> [DIRECTIVE]:
Copy each line that has the string "الصحيح" somewhere in it.

> [RECORDS FOR PROCESSING]:
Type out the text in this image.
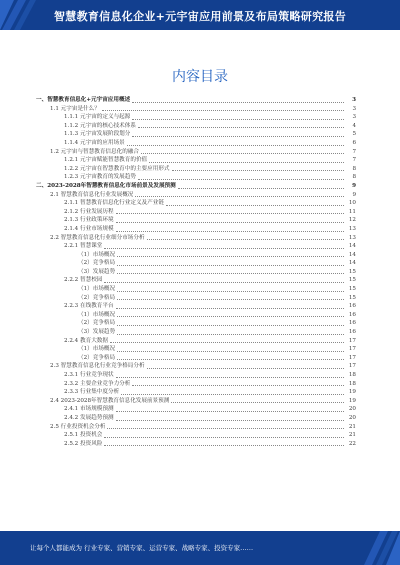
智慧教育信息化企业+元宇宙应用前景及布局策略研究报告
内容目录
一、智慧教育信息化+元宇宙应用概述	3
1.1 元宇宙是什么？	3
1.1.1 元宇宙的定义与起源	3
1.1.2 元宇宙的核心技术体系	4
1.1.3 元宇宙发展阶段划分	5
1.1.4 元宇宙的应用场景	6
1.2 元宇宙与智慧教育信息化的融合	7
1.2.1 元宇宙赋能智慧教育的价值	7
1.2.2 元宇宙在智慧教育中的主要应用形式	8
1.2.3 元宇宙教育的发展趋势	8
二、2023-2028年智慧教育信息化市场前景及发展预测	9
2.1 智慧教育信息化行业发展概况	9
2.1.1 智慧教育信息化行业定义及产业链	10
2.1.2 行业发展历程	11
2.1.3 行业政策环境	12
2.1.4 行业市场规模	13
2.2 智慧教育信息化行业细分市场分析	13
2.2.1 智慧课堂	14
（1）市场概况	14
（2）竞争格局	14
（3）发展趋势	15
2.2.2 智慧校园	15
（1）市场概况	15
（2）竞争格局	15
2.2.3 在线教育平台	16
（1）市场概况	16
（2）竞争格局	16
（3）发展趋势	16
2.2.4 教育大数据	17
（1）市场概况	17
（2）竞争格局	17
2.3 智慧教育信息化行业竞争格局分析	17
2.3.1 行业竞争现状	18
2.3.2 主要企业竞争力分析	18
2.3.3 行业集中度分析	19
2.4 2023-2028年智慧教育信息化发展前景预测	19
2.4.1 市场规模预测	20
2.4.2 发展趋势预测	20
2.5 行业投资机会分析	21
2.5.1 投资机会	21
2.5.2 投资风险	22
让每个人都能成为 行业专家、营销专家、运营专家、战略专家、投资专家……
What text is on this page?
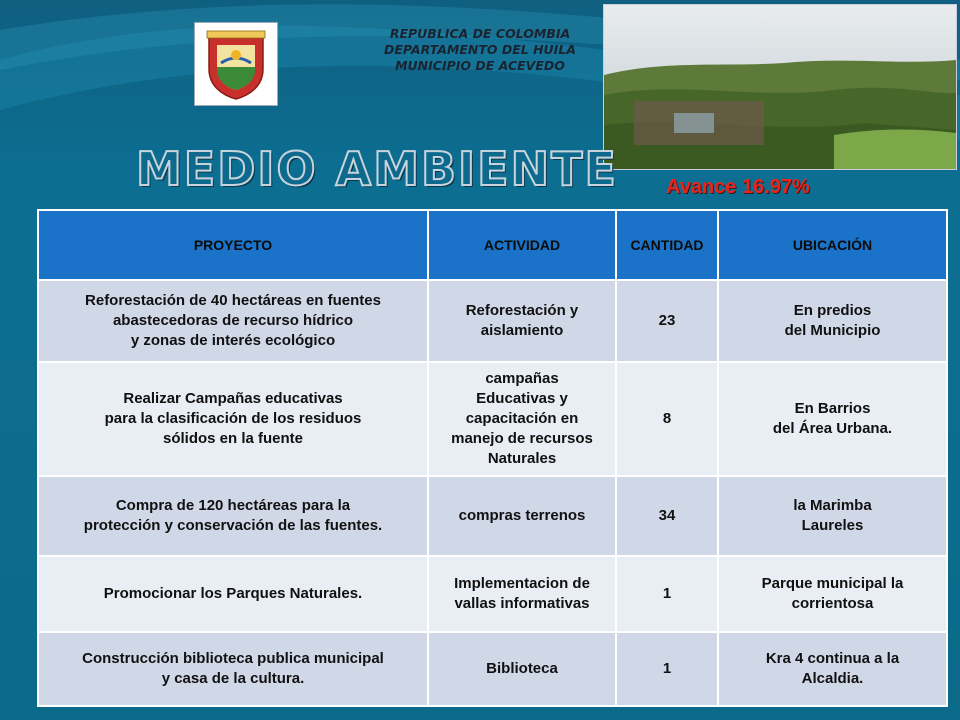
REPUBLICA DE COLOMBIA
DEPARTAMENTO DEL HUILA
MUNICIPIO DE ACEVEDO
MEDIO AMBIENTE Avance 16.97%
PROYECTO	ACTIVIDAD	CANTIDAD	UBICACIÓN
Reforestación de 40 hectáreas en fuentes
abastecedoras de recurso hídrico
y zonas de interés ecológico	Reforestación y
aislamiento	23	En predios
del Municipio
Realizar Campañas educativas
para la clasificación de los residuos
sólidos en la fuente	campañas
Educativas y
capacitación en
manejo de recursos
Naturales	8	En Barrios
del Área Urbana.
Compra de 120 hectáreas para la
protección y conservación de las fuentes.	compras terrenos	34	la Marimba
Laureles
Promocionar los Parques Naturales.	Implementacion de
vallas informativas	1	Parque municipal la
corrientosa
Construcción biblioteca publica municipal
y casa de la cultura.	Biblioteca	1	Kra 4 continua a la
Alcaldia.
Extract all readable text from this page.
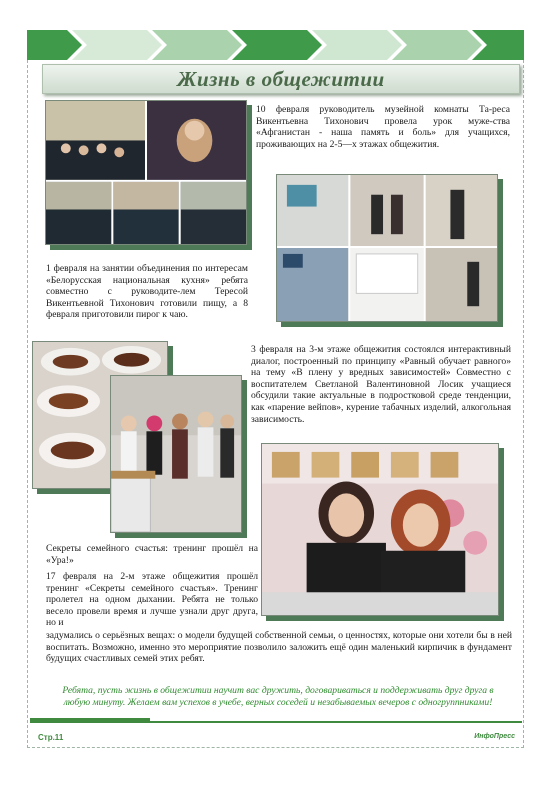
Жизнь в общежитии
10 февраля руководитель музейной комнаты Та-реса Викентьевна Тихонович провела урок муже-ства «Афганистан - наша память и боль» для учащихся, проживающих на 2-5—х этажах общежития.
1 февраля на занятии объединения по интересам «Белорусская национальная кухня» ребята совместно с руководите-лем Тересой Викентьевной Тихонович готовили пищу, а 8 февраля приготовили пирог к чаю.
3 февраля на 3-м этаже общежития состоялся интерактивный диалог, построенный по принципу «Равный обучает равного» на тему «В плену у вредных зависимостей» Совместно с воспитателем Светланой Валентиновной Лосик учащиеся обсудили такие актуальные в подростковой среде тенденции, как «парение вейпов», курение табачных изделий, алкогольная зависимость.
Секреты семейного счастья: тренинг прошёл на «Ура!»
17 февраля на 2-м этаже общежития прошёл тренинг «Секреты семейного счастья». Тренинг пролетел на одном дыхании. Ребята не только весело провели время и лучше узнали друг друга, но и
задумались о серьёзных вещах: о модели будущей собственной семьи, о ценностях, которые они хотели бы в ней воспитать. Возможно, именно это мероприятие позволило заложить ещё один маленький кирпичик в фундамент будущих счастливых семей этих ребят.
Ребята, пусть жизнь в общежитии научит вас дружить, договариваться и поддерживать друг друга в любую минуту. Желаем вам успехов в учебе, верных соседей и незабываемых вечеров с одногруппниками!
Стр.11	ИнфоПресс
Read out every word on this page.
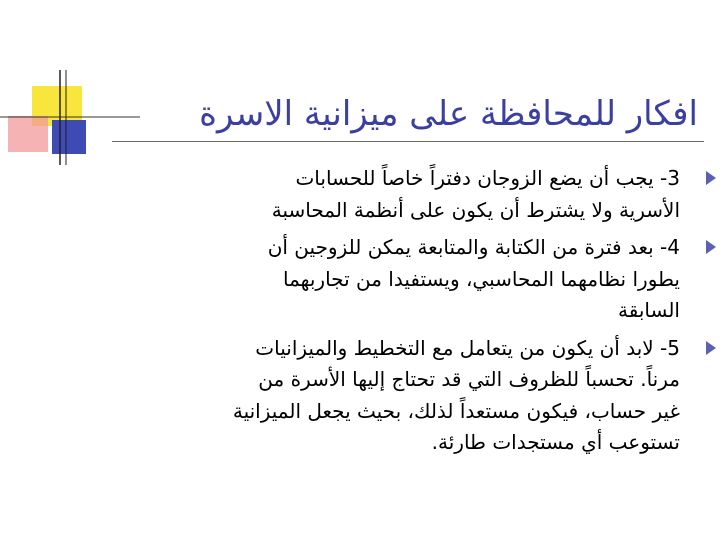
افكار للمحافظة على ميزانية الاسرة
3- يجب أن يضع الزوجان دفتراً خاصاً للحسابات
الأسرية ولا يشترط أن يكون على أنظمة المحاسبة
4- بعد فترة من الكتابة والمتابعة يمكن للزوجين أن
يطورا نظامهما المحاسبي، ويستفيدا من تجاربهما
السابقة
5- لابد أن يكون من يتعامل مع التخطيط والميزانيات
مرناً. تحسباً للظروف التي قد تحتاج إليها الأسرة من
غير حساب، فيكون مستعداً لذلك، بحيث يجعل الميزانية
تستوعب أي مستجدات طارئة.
* * *
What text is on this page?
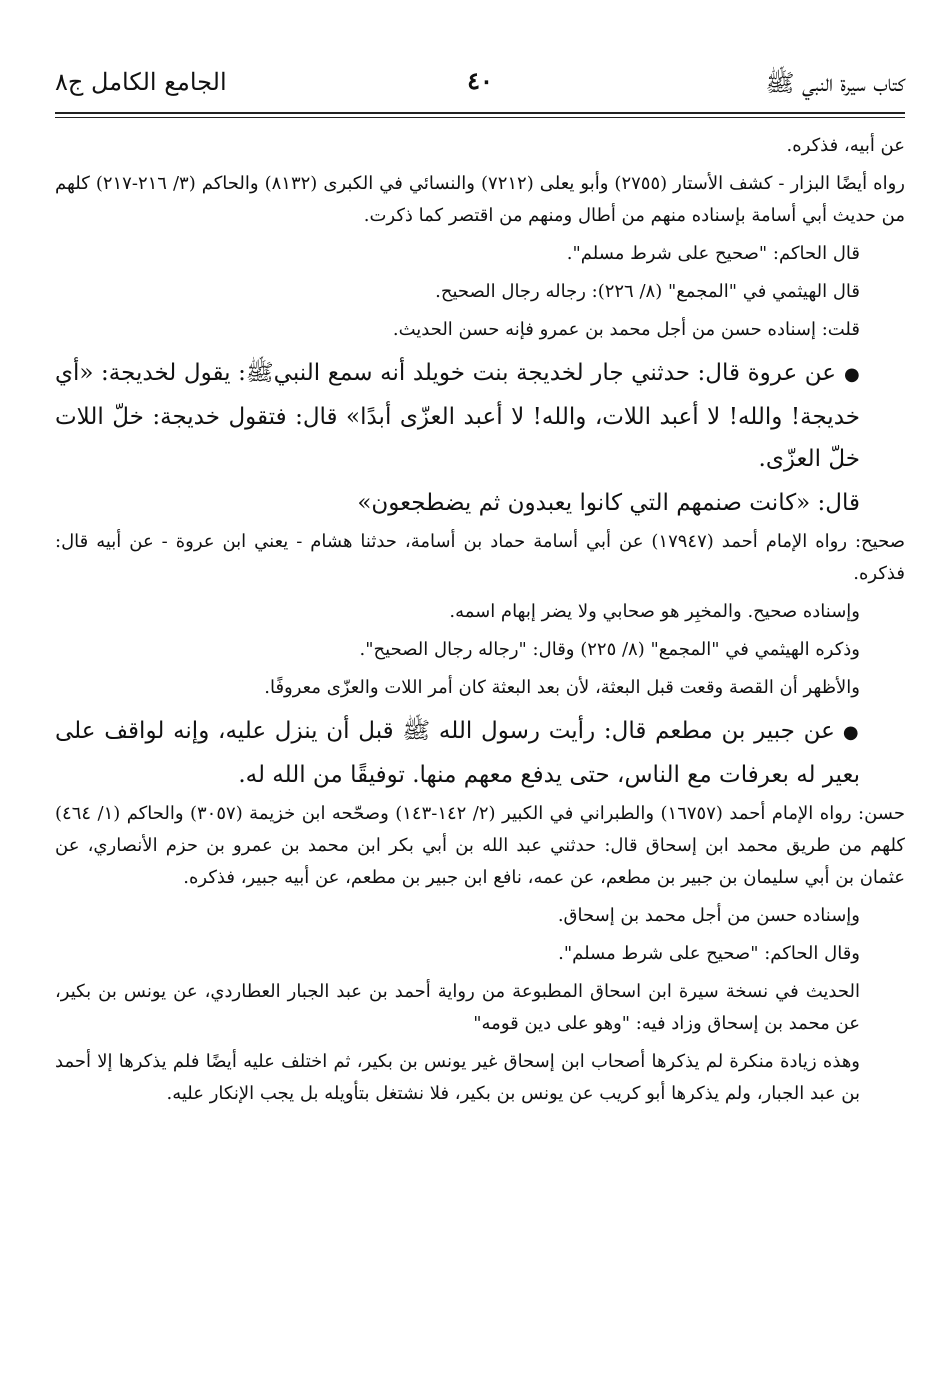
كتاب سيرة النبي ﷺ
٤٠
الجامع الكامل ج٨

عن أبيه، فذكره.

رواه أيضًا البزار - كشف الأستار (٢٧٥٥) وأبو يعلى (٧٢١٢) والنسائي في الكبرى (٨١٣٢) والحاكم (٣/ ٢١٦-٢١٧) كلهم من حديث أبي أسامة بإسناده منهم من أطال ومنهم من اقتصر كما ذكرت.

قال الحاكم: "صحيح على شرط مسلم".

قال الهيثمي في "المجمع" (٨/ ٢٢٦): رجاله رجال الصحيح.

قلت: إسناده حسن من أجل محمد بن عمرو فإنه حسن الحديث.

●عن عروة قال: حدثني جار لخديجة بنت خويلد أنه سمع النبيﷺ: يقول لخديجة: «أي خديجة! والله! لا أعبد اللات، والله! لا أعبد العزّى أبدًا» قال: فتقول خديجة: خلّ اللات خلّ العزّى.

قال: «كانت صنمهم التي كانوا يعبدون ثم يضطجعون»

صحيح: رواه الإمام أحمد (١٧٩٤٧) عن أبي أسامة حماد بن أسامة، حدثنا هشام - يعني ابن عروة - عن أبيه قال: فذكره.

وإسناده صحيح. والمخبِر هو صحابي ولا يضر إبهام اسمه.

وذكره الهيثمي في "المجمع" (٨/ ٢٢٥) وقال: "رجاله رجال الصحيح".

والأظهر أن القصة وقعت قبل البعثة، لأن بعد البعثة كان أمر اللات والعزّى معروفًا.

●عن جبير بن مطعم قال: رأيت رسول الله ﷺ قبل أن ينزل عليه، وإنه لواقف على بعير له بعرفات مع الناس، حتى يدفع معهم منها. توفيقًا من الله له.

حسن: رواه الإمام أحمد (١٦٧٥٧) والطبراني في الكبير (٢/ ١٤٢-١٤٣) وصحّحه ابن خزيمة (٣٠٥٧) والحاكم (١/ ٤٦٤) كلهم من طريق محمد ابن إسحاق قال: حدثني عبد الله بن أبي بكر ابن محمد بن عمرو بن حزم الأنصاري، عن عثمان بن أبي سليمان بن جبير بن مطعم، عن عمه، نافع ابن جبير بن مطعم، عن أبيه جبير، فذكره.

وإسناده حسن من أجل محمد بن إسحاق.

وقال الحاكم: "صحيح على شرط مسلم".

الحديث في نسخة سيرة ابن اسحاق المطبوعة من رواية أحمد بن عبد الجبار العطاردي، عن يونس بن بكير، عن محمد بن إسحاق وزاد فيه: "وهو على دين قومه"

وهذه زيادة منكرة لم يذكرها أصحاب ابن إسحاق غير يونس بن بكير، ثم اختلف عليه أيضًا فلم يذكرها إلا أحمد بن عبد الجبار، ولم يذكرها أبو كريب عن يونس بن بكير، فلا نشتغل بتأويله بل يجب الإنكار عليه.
--
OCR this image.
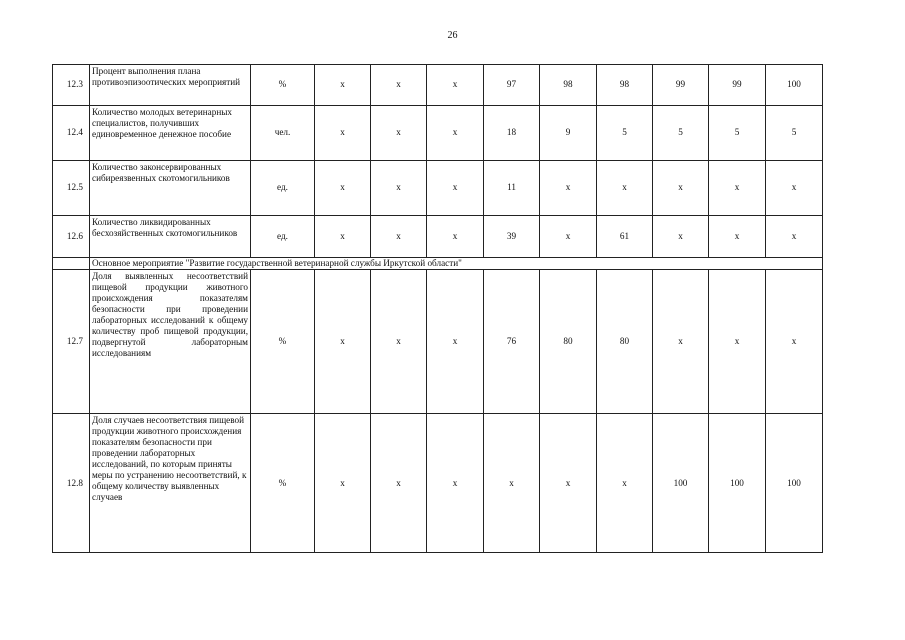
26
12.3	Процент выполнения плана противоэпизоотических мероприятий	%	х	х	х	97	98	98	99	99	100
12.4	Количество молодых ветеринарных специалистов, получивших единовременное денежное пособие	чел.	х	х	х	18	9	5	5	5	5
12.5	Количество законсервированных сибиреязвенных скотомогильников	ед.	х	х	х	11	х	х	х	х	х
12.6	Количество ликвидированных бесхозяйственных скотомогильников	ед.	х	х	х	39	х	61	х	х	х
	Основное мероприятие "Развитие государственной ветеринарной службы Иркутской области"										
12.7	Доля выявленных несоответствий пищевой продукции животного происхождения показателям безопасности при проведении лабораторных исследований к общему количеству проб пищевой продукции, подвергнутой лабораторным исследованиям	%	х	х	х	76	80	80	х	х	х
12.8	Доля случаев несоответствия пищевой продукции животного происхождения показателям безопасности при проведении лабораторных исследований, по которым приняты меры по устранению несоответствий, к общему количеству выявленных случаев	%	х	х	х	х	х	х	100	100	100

> [SOLUTION TO THE EXERCISE]:
قال الهيثمي في "المجمع" (٨/ ٢٢٦): رجاله رجال الصحيح.
وذكره الهيثمي في "المجمع" (٨/ ٢٢٥) وقال: "رجاله رجال الصحيح".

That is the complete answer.